= WHAT IS NEEDED =
From the listing below, pull out the lines that hold "Market".
—————
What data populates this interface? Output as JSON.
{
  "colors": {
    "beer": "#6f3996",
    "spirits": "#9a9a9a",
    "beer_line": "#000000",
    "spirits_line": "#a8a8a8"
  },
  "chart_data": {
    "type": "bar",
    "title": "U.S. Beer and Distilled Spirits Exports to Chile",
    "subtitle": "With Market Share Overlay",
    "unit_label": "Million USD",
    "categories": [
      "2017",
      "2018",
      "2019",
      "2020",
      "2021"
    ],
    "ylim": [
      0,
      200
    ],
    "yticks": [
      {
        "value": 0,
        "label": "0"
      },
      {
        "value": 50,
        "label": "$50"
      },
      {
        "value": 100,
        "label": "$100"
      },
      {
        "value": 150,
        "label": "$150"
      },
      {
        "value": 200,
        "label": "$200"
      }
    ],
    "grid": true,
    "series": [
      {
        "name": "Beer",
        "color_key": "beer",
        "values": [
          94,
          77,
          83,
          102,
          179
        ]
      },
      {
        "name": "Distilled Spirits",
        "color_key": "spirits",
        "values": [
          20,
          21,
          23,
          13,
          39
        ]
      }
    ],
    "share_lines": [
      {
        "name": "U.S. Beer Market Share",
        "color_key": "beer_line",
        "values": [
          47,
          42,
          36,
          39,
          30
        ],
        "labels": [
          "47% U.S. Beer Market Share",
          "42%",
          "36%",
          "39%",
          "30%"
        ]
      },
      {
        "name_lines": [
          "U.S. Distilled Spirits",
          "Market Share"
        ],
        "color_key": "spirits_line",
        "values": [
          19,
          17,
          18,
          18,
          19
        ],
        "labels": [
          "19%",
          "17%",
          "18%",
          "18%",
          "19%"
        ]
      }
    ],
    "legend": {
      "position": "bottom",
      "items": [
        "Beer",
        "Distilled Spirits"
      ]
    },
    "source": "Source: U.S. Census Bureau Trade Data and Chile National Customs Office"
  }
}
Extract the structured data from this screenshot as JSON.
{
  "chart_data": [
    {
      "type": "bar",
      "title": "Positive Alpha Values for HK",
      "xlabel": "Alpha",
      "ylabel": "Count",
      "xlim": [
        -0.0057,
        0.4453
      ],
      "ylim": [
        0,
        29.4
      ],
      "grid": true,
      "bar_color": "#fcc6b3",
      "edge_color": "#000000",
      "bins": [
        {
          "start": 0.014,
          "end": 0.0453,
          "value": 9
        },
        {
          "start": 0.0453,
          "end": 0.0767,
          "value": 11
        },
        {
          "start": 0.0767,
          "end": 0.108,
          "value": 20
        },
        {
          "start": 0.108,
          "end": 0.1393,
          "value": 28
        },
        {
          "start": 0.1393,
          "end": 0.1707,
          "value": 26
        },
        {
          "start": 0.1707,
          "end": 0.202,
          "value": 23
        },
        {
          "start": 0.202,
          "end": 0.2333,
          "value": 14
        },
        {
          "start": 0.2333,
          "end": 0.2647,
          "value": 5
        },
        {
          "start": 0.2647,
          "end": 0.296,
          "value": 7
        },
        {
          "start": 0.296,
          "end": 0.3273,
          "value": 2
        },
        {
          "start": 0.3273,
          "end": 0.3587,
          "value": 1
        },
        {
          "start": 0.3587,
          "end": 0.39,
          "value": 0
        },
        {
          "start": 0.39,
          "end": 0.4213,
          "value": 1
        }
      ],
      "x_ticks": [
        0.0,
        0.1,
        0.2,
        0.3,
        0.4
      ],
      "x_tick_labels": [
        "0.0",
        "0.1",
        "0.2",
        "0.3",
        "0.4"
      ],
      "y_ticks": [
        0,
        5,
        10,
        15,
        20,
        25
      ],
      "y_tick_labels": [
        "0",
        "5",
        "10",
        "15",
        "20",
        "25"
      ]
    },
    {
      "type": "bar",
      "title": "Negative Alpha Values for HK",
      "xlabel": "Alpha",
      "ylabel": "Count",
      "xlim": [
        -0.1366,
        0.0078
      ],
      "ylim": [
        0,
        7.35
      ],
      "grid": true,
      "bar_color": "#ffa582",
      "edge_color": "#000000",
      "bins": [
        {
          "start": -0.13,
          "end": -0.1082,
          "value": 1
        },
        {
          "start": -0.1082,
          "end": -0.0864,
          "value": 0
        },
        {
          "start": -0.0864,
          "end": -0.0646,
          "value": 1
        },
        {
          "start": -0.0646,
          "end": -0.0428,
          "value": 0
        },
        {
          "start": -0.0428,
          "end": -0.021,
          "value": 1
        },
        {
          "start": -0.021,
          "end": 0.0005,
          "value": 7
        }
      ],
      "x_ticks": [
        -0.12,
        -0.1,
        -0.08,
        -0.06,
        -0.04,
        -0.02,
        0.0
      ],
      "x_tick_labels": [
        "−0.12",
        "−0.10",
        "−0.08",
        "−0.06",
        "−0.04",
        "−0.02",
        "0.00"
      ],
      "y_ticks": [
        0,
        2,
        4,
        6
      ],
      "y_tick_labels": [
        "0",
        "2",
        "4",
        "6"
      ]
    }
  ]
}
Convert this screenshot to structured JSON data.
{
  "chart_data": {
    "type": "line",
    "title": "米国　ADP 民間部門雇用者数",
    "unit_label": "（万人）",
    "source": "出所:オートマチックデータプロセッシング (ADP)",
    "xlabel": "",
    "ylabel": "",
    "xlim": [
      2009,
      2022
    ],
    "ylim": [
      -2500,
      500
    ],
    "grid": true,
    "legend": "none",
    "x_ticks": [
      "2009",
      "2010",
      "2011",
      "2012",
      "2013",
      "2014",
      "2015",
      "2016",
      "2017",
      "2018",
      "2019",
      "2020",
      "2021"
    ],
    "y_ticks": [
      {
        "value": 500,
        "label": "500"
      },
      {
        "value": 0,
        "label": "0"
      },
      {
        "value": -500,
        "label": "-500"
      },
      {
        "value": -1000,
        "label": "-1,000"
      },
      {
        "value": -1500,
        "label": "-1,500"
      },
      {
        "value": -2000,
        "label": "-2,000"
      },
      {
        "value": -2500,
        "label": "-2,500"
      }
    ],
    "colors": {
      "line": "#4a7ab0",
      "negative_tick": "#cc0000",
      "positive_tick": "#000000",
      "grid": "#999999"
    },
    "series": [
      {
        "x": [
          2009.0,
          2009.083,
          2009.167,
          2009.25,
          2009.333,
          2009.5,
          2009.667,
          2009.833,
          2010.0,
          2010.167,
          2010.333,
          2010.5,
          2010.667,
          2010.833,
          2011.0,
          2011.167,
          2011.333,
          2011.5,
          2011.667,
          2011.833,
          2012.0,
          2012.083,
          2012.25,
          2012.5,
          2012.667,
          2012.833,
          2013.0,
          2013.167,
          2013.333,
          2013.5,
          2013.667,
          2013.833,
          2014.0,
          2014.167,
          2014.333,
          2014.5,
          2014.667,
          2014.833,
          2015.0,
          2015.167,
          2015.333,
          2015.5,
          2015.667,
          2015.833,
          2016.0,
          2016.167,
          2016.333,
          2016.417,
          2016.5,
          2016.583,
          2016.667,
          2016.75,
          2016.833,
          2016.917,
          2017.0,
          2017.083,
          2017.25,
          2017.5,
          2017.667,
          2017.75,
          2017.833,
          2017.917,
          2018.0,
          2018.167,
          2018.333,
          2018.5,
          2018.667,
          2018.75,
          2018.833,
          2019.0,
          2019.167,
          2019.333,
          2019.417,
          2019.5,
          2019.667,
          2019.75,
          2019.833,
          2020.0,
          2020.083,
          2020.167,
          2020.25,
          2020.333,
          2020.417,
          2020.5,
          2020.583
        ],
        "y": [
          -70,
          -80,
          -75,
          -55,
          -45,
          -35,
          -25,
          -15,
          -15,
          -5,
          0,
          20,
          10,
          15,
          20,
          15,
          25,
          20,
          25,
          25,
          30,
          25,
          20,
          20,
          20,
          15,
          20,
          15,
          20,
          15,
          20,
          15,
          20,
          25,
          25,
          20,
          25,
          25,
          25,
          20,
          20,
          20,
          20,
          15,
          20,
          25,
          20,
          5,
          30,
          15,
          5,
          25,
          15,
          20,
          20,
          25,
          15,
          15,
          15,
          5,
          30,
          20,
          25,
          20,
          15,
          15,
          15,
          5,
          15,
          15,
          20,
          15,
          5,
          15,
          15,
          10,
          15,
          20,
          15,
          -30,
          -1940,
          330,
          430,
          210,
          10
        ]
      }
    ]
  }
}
—————
= WRITTEN SOLUTION =
    "subtitle": "With Market Share Overlay",
        "name": "U.S. Beer Market Share",
          "47% U.S. Beer Market Share",
          "Market Share"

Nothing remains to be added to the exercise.